Please retype the records below exactly, leaving out any pictures.
+ + +
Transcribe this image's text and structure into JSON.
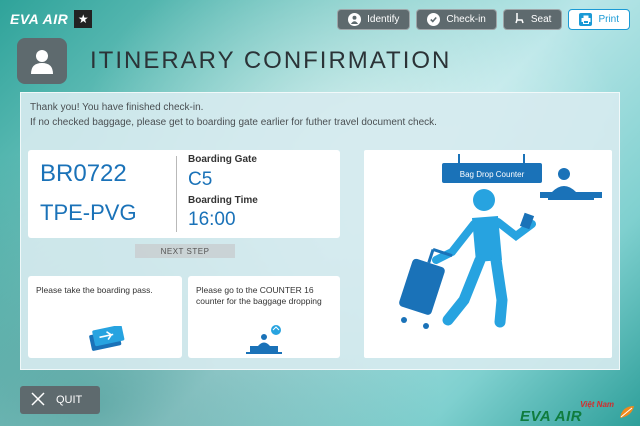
{
  "header": {
    "logo_text": "EVA AIR",
    "logo_star": "★",
    "nav": [
      {
        "label": "Identify",
        "icon": "person-icon"
      },
      {
        "label": "Check-in",
        "icon": "check-icon"
      },
      {
        "label": "Seat",
        "icon": "seat-icon"
      },
      {
        "label": "Print",
        "icon": "printer-icon"
      }
    ]
  },
  "page": {
    "title": "ITINERARY CONFIRMATION",
    "message_line1": "Thank you! You have finished check-in.",
    "message_line2": "If no checked baggage, please get to boarding gate earlier for futher travel document check."
  },
  "flight": {
    "number": "BR0722",
    "route": "TPE-PVG",
    "gate_label": "Boarding Gate",
    "gate": "C5",
    "time_label": "Boarding Time",
    "time": "16:00"
  },
  "next_step_label": "NEXT STEP",
  "cards": {
    "pass_text": "Please take the boarding pass.",
    "counter_text": "Please go to the COUNTER 16 counter for the baggage dropping"
  },
  "illustration": {
    "sign_label": "Bag Drop Counter"
  },
  "footer": {
    "quit_label": "QUIT",
    "brand_top": "Việt Nam",
    "brand_main": "EVA AIR"
  },
  "colors": {
    "accent_blue": "#1a72b8",
    "figure_blue": "#27a3e0",
    "nav_gray": "#5e6a6e"
  }
}
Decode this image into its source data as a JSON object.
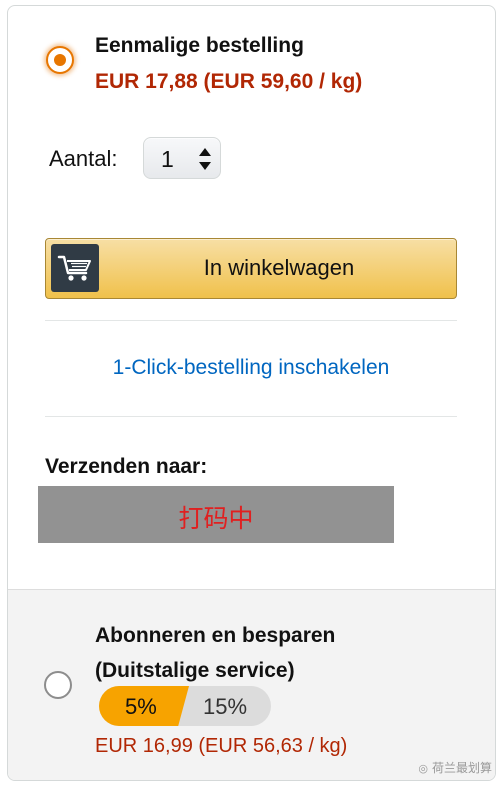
{
  "one_time": {
    "title": "Eenmalige bestelling",
    "price": "EUR 17,88 (EUR 59,60 / kg)"
  },
  "quantity": {
    "label": "Aantal:",
    "value": "1"
  },
  "add_to_cart": {
    "label": "In winkelwagen",
    "icon": "cart-icon"
  },
  "one_click": {
    "label": "1-Click-bestelling inschakelen"
  },
  "shipping": {
    "label": "Verzenden naar:",
    "redacted_text": "打码中"
  },
  "subscribe": {
    "title_line1": "Abonneren en besparen",
    "title_line2": "(Duitstalige service)",
    "discount_selected": "5%",
    "discount_other": "15%",
    "price": "EUR 16,99 (EUR 56,63 / kg)"
  },
  "watermark": {
    "text": "荷兰最划算"
  },
  "colors": {
    "accent_orange": "#e77600",
    "price_red": "#b12704",
    "link_blue": "#0066c0",
    "button_yellow": "#f0c14b",
    "discount_orange": "#f7a300"
  }
}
+ + +
* Right answer
Transcribe this image's text and structure into JSON.
{
  "header": {
    "logo_text": "EVA AIR",
    "logo_star": "★",
    "nav": [
      {
        "label": "Identify",
        "icon": "person-icon"
      },
      {
        "label": "Check-in",
        "icon": "check-icon"
      },
      {
        "label": "Seat",
        "icon": "seat-icon"
      },
      {
        "label": "Print",
        "icon": "printer-icon"
      }
    ]
  },
  "page": {
    "title": "ITINERARY CONFIRMATION",
    "message_line1": "Thank you! You have finished check-in.",
    "message_line2": "If no checked baggage, please get to boarding gate earlier for futher travel document check."
  },
  "flight": {
    "number": "BR0722",
    "route": "TPE-PVG",
    "gate_label": "Boarding Gate",
    "gate": "C5",
    "time_label": "Boarding Time",
    "time": "16:00"
  },
  "next_step_label": "NEXT STEP",
  "cards": {
    "pass_text": "Please take the boarding pass.",
    "counter_text": "Please go to the COUNTER 16 counter for the baggage dropping"
  },
  "illustration": {
    "sign_label": "Bag Drop Counter"
  },
  "footer": {
    "quit_label": "QUIT",
    "brand_top": "Việt Nam",
    "brand_main": "EVA AIR"
  },
  "colors": {
    "accent_blue": "#1a72b8",
    "figure_blue": "#27a3e0",
    "nav_gray": "#5e6a6e"
  }
}
Decode this image into its source data as a JSON object.
{
  "one_time": {
    "title": "Eenmalige bestelling",
    "price": "EUR 17,88 (EUR 59,60 / kg)"
  },
  "quantity": {
    "label": "Aantal:",
    "value": "1"
  },
  "add_to_cart": {
    "label": "In winkelwagen",
    "icon": "cart-icon"
  },
  "one_click": {
    "label": "1-Click-bestelling inschakelen"
  },
  "shipping": {
    "label": "Verzenden naar:",
    "redacted_text": "打码中"
  },
  "subscribe": {
    "title_line1": "Abonneren en besparen",
    "title_line2": "(Duitstalige service)",
    "discount_selected": "5%",
    "discount_other": "15%",
    "price": "EUR 16,99 (EUR 56,63 / kg)"
  },
  "watermark": {
    "text": "荷兰最划算"
  },
  "colors": {
    "accent_orange": "#e77600",
    "price_red": "#b12704",
    "link_blue": "#0066c0",
    "button_yellow": "#f0c14b",
    "discount_orange": "#f7a300"
  }
}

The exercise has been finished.